• _WHAT IS EXPECTED_:
Output every line of the records below word for word, with no changes.

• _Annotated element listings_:

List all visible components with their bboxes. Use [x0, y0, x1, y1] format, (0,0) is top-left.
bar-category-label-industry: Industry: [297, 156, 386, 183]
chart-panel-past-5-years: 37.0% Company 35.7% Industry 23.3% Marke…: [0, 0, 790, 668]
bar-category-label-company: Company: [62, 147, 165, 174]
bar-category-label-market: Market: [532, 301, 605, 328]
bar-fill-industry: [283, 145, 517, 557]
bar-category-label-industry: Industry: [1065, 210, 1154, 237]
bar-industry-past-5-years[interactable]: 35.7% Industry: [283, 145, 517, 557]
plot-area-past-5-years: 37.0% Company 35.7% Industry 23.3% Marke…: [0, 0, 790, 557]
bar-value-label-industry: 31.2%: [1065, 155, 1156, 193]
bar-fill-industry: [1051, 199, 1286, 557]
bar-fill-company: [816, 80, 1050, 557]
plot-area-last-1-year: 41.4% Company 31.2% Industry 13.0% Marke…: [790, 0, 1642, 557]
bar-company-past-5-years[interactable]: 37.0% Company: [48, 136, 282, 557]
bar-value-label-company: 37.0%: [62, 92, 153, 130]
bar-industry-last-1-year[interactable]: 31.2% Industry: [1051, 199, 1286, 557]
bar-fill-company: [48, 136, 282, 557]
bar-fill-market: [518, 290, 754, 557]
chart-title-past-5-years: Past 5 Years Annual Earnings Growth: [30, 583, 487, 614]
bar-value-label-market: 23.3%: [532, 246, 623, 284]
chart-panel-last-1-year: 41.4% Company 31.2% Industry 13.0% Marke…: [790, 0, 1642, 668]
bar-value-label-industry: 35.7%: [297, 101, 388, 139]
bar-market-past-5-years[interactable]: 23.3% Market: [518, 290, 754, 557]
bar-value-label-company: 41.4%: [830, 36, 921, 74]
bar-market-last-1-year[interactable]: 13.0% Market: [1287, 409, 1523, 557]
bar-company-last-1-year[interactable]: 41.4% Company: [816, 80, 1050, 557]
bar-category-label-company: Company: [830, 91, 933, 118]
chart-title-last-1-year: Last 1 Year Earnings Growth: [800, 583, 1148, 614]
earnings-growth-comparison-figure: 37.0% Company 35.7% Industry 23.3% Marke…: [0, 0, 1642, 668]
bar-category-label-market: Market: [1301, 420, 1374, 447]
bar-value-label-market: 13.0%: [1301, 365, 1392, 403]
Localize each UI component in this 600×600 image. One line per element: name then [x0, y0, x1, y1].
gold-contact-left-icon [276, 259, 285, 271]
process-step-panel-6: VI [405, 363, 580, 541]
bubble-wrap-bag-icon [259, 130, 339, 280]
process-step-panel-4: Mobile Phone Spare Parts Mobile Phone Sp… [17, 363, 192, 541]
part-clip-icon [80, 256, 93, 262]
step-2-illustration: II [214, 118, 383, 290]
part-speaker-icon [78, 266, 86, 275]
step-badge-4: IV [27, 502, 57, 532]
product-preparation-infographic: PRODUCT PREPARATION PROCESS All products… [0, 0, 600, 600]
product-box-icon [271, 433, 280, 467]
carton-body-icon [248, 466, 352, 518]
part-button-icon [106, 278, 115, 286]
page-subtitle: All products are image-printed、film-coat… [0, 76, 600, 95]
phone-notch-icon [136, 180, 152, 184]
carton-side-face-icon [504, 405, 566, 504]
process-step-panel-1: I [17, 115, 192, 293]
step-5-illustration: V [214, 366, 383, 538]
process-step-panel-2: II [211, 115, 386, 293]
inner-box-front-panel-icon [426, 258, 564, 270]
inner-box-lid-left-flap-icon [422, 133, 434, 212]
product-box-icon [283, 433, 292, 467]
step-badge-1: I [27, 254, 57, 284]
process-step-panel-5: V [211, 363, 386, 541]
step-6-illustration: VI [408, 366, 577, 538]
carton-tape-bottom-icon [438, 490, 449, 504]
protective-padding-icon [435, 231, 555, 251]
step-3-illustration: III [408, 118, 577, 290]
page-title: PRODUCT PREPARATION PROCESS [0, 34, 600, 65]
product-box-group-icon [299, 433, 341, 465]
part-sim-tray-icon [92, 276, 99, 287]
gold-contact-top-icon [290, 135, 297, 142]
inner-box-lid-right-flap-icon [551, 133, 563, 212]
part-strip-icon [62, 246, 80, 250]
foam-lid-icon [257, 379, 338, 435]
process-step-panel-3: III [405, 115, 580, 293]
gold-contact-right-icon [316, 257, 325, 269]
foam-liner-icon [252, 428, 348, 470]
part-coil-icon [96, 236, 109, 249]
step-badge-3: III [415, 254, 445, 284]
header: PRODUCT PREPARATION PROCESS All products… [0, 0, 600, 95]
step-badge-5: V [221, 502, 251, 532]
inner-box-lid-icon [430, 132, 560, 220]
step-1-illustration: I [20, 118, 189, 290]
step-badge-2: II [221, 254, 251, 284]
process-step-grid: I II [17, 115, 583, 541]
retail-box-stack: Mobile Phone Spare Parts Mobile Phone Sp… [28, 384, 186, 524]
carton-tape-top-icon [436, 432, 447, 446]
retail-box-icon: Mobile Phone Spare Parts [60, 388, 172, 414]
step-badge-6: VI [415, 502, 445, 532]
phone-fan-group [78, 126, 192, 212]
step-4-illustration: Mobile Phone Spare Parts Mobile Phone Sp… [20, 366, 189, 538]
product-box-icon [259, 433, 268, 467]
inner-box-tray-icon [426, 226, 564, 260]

• _TASK RESULT_:
List all visible components with their bboxes. Use [x0, y0, x1, y1] format, (0,0) is top-left.
bar-category-label-industry: Industry: [297, 156, 386, 183]
chart-panel-past-5-years: 37.0% Company 35.7% Industry 23.3% Marke…: [0, 0, 790, 668]
bar-category-label-company: Company: [62, 147, 165, 174]
bar-category-label-market: Market: [532, 301, 605, 328]
bar-fill-industry: [283, 145, 517, 557]
bar-category-label-industry: Industry: [1065, 210, 1154, 237]
bar-industry-past-5-years[interactable]: 35.7% Industry: [283, 145, 517, 557]
plot-area-past-5-years: 37.0% Company 35.7% Industry 23.3% Marke…: [0, 0, 790, 557]
bar-value-label-industry: 31.2%: [1065, 155, 1156, 193]
bar-fill-industry: [1051, 199, 1286, 557]
bar-fill-company: [816, 80, 1050, 557]
plot-area-last-1-year: 41.4% Company 31.2% Industry 13.0% Marke…: [790, 0, 1642, 557]
bar-company-past-5-years[interactable]: 37.0% Company: [48, 136, 282, 557]
bar-value-label-company: 37.0%: [62, 92, 153, 130]
bar-industry-last-1-year[interactable]: 31.2% Industry: [1051, 199, 1286, 557]
bar-fill-company: [48, 136, 282, 557]
bar-fill-market: [518, 290, 754, 557]
chart-title-past-5-years: Past 5 Years Annual Earnings Growth: [30, 583, 487, 614]
bar-value-label-market: 23.3%: [532, 246, 623, 284]
chart-panel-last-1-year: 41.4% Company 31.2% Industry 13.0% Marke…: [790, 0, 1642, 668]
bar-value-label-industry: 35.7%: [297, 101, 388, 139]
bar-market-past-5-years[interactable]: 23.3% Market: [518, 290, 754, 557]
bar-value-label-company: 41.4%: [830, 36, 921, 74]
bar-market-last-1-year[interactable]: 13.0% Market: [1287, 409, 1523, 557]
bar-company-last-1-year[interactable]: 41.4% Company: [816, 80, 1050, 557]
bar-category-label-company: Company: [830, 91, 933, 118]
chart-title-last-1-year: Last 1 Year Earnings Growth: [800, 583, 1148, 614]
earnings-growth-comparison-figure: 37.0% Company 35.7% Industry 23.3% Marke…: [0, 0, 1642, 668]
bar-category-label-market: Market: [1301, 420, 1374, 447]
bar-value-label-market: 13.0%: [1301, 365, 1392, 403]
Localize each UI component in this 600×600 image. One line per element: name then [x0, y0, x1, y1].
gold-contact-left-icon [276, 259, 285, 271]
process-step-panel-6: VI [405, 363, 580, 541]
bubble-wrap-bag-icon [259, 130, 339, 280]
process-step-panel-4: Mobile Phone Spare Parts Mobile Phone Sp… [17, 363, 192, 541]
part-clip-icon [80, 256, 93, 262]
step-2-illustration: II [214, 118, 383, 290]
part-speaker-icon [78, 266, 86, 275]
step-badge-4: IV [27, 502, 57, 532]
product-preparation-infographic: PRODUCT PREPARATION PROCESS All products… [0, 0, 600, 600]
product-box-icon [271, 433, 280, 467]
carton-body-icon [248, 466, 352, 518]
part-button-icon [106, 278, 115, 286]
page-subtitle: All products are image-printed、film-coat… [0, 76, 600, 95]
phone-notch-icon [136, 180, 152, 184]
carton-side-face-icon [504, 405, 566, 504]
process-step-panel-1: I [17, 115, 192, 293]
step-5-illustration: V [214, 366, 383, 538]
process-step-panel-2: II [211, 115, 386, 293]
inner-box-front-panel-icon [426, 258, 564, 270]
inner-box-lid-left-flap-icon [422, 133, 434, 212]
product-box-icon [283, 433, 292, 467]
step-badge-1: I [27, 254, 57, 284]
process-step-panel-5: V [211, 363, 386, 541]
step-6-illustration: VI [408, 366, 577, 538]
carton-tape-bottom-icon [438, 490, 449, 504]
protective-padding-icon [435, 231, 555, 251]
step-3-illustration: III [408, 118, 577, 290]
page-title: PRODUCT PREPARATION PROCESS [0, 34, 600, 65]
product-box-group-icon [299, 433, 341, 465]
part-sim-tray-icon [92, 276, 99, 287]
gold-contact-top-icon [290, 135, 297, 142]
inner-box-lid-right-flap-icon [551, 133, 563, 212]
part-strip-icon [62, 246, 80, 250]
foam-lid-icon [257, 379, 338, 435]
process-step-panel-3: III [405, 115, 580, 293]
gold-contact-right-icon [316, 257, 325, 269]
foam-liner-icon [252, 428, 348, 470]
part-coil-icon [96, 236, 109, 249]
step-badge-3: III [415, 254, 445, 284]
header: PRODUCT PREPARATION PROCESS All products… [0, 0, 600, 95]
step-badge-5: V [221, 502, 251, 532]
inner-box-lid-icon [430, 132, 560, 220]
step-1-illustration: I [20, 118, 189, 290]
step-badge-2: II [221, 254, 251, 284]
process-step-grid: I II [17, 115, 583, 541]
retail-box-stack: Mobile Phone Spare Parts Mobile Phone Sp… [28, 384, 186, 524]
carton-tape-top-icon [436, 432, 447, 446]
retail-box-icon: Mobile Phone Spare Parts [60, 388, 172, 414]
step-badge-6: VI [415, 502, 445, 532]
phone-fan-group [78, 126, 192, 212]
step-4-illustration: Mobile Phone Spare Parts Mobile Phone Sp… [20, 366, 189, 538]
product-box-icon [259, 433, 268, 467]
inner-box-tray-icon [426, 226, 564, 260]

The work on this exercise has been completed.